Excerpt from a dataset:
====

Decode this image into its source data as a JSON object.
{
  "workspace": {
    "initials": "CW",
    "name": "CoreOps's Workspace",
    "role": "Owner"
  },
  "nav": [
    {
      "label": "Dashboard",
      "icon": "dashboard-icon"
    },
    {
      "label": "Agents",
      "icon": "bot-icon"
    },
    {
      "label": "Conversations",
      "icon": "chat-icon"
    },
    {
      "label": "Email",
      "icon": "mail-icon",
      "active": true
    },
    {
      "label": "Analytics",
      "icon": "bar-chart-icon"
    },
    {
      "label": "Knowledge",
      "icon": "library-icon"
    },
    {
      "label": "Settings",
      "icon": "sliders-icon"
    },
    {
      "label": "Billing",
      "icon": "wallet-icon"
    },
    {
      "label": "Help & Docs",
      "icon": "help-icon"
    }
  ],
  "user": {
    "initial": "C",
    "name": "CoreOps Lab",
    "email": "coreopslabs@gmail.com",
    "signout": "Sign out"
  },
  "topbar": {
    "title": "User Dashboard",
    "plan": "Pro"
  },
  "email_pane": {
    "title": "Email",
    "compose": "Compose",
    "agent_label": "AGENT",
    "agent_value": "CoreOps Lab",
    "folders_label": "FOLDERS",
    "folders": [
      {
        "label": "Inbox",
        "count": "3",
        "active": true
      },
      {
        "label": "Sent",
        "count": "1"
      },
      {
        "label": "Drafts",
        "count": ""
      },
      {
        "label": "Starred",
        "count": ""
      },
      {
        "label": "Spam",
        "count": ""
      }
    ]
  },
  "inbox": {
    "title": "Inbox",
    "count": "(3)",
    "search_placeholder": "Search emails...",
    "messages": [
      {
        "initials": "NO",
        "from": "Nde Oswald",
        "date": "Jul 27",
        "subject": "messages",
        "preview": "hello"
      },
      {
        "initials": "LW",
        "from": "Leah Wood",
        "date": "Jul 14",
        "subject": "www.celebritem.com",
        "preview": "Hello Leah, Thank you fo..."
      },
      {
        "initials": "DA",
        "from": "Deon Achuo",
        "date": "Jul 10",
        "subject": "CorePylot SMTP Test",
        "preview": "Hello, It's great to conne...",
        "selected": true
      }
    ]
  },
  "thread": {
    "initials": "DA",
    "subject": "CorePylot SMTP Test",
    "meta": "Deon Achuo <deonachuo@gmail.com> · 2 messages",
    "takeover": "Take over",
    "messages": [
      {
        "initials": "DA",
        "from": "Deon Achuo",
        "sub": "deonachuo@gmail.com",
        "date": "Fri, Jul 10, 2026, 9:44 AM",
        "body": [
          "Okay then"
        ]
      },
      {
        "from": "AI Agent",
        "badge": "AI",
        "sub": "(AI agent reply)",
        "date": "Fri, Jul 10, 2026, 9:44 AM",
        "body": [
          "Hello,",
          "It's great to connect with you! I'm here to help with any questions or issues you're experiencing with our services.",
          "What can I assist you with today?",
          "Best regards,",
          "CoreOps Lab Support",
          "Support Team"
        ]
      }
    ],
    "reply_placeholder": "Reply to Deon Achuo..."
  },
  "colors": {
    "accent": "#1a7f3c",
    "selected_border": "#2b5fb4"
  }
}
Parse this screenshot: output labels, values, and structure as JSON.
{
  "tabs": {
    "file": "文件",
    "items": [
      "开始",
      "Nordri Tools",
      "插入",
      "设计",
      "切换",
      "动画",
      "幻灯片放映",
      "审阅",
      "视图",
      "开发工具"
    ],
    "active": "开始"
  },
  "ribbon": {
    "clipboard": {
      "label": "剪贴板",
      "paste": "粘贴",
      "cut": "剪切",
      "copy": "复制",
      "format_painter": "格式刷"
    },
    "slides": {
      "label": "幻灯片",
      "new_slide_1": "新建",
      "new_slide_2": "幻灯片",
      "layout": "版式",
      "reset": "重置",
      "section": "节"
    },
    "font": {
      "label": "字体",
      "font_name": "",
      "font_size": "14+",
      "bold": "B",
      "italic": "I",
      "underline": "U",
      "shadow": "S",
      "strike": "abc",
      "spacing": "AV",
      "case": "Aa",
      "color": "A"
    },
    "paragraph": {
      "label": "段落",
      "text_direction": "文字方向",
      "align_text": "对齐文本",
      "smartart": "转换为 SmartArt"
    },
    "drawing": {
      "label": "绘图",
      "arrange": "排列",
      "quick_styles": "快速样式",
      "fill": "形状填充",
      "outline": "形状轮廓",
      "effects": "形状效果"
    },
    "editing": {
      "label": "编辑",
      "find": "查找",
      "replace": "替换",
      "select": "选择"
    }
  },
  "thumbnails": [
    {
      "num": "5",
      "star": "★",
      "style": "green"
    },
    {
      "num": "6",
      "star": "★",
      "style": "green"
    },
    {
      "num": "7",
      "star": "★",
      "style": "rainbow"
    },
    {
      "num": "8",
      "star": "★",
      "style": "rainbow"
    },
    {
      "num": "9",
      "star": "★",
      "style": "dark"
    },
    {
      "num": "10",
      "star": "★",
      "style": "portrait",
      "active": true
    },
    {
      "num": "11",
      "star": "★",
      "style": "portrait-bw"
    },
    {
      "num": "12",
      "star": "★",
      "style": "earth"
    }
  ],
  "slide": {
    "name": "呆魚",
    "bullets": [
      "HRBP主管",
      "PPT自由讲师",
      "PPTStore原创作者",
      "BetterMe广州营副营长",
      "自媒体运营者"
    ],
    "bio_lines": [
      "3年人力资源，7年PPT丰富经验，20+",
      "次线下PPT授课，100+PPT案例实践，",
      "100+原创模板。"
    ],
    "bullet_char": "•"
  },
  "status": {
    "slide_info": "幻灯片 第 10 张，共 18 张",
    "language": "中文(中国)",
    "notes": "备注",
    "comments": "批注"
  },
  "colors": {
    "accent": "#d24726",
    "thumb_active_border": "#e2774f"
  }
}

====

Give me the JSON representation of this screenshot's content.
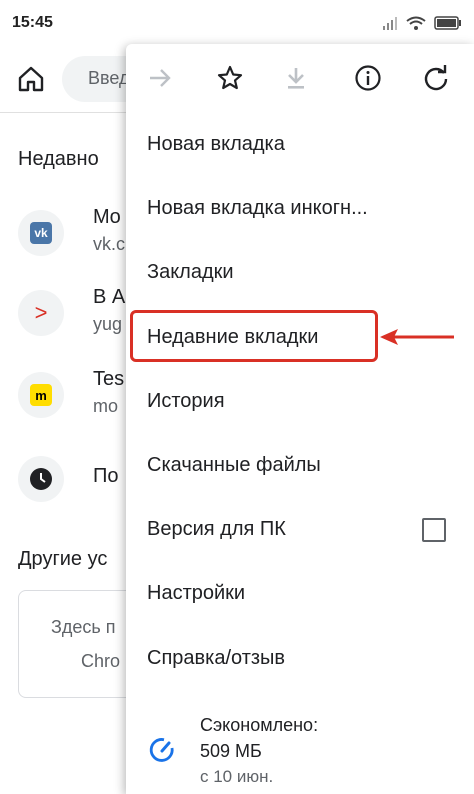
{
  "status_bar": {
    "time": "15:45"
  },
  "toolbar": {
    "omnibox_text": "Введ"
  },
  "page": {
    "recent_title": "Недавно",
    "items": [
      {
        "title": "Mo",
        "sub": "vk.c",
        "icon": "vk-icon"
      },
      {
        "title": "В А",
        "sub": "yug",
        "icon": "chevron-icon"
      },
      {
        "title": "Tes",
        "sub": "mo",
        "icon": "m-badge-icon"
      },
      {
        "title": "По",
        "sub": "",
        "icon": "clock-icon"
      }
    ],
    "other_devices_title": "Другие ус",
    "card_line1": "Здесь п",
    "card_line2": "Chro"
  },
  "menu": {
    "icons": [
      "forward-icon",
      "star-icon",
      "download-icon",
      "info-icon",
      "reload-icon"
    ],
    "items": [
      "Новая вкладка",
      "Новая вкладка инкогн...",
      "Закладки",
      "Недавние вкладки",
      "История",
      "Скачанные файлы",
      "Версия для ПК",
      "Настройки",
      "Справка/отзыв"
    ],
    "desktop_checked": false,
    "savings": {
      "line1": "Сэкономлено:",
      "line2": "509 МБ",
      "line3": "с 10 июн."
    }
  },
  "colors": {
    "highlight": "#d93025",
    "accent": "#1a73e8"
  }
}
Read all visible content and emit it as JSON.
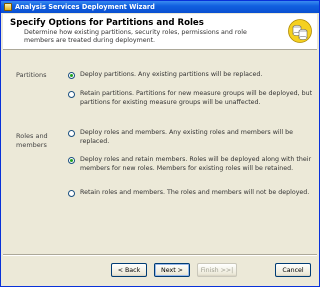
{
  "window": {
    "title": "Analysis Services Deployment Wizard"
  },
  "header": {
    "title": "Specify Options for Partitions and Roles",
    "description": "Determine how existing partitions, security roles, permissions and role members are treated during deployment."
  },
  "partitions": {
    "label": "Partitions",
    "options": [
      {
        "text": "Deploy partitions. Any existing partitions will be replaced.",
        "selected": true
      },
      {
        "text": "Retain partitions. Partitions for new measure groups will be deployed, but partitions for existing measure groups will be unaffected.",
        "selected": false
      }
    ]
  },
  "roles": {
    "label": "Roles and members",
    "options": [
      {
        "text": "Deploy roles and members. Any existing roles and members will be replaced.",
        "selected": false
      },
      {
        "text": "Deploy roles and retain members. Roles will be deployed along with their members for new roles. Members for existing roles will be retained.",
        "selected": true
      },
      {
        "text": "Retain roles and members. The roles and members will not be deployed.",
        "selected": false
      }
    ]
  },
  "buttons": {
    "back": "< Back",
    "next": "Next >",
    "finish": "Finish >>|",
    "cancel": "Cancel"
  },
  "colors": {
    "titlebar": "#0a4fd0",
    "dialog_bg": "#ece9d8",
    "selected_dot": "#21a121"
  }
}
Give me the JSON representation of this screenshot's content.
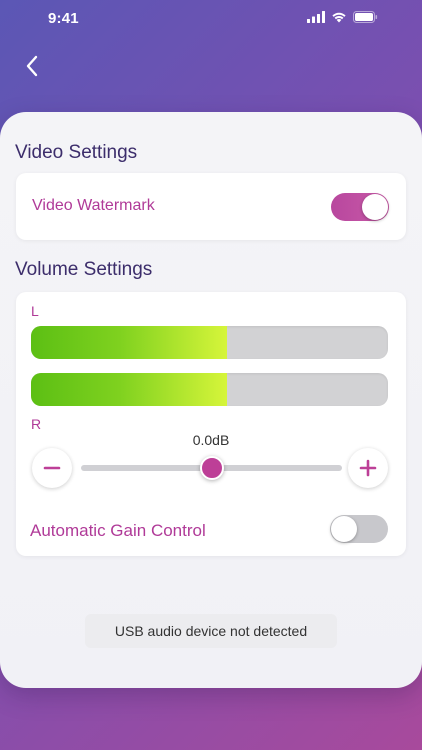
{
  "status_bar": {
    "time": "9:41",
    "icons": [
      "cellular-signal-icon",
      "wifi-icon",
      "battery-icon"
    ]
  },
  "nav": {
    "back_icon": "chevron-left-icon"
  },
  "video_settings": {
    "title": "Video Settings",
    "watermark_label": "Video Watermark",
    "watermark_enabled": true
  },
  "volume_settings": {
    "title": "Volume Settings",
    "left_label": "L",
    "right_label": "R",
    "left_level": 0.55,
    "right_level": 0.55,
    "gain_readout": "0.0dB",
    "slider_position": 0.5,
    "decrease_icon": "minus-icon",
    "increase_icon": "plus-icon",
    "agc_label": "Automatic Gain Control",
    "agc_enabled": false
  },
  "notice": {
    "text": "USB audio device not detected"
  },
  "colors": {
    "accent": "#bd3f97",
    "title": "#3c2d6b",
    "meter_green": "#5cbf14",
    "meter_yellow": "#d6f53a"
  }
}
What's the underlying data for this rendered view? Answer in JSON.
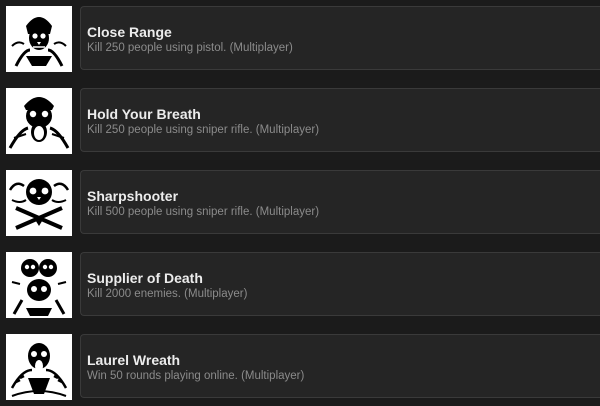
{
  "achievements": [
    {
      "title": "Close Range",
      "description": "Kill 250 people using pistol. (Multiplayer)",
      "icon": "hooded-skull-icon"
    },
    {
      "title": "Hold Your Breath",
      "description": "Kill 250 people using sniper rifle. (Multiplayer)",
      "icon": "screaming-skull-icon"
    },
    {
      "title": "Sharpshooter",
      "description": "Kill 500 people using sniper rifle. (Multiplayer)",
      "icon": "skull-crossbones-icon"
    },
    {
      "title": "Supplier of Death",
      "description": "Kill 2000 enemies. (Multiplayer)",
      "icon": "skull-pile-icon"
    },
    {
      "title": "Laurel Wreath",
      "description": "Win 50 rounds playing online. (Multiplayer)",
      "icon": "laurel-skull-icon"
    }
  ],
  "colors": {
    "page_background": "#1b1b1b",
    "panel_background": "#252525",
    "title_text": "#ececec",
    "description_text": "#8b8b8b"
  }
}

====

**REQUIREMENTS**
Of all the lines above, how many contain the word "SMTP"? Give the number and nothing else.

**PROBLEM SOLUTION**
2